*WHAT TO PRODUCE*.
Transcribe every entry word for word. Skip the pictures.

*RECORDS SHOWN*.
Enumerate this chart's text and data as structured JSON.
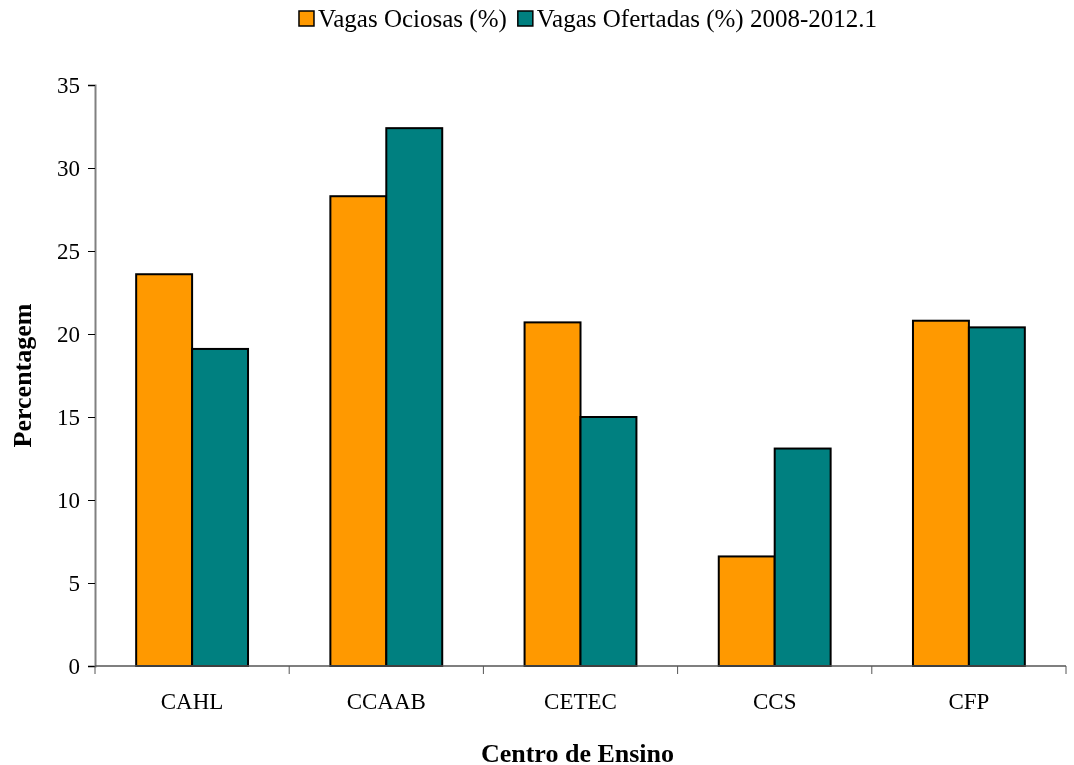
{
  "chart_data": {
    "type": "bar",
    "xlabel": "Centro de Ensino",
    "ylabel": "Percentagem",
    "categories": [
      "CAHL",
      "CCAAB",
      "CETEC",
      "CCS",
      "CFP"
    ],
    "series": [
      {
        "name": "Vagas Ociosas (%)",
        "color": "#ff9900",
        "values": [
          23.6,
          28.3,
          20.7,
          6.6,
          20.8
        ]
      },
      {
        "name": "Vagas Ofertadas (%) 2008-2012.1",
        "color": "#008080",
        "values": [
          19.1,
          32.4,
          15.0,
          13.1,
          20.4
        ]
      }
    ],
    "ylim": [
      0,
      35
    ],
    "yticks": [
      0,
      5,
      10,
      15,
      20,
      25,
      30,
      35
    ],
    "grid": false,
    "legend": "top"
  }
}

*SOLUTION*.
Enumerate this chart's text and data as structured JSON.
{
  "chart_data": {
    "type": "bar",
    "xlabel": "Centro de Ensino",
    "ylabel": "Percentagem",
    "categories": [
      "CAHL",
      "CCAAB",
      "CETEC",
      "CCS",
      "CFP"
    ],
    "series": [
      {
        "name": "Vagas Ociosas (%)",
        "color": "#ff9900",
        "values": [
          23.6,
          28.3,
          20.7,
          6.6,
          20.8
        ]
      },
      {
        "name": "Vagas Ofertadas (%) 2008-2012.1",
        "color": "#008080",
        "values": [
          19.1,
          32.4,
          15.0,
          13.1,
          20.4
        ]
      }
    ],
    "ylim": [
      0,
      35
    ],
    "yticks": [
      0,
      5,
      10,
      15,
      20,
      25,
      30,
      35
    ],
    "grid": false,
    "legend": "top"
  }
}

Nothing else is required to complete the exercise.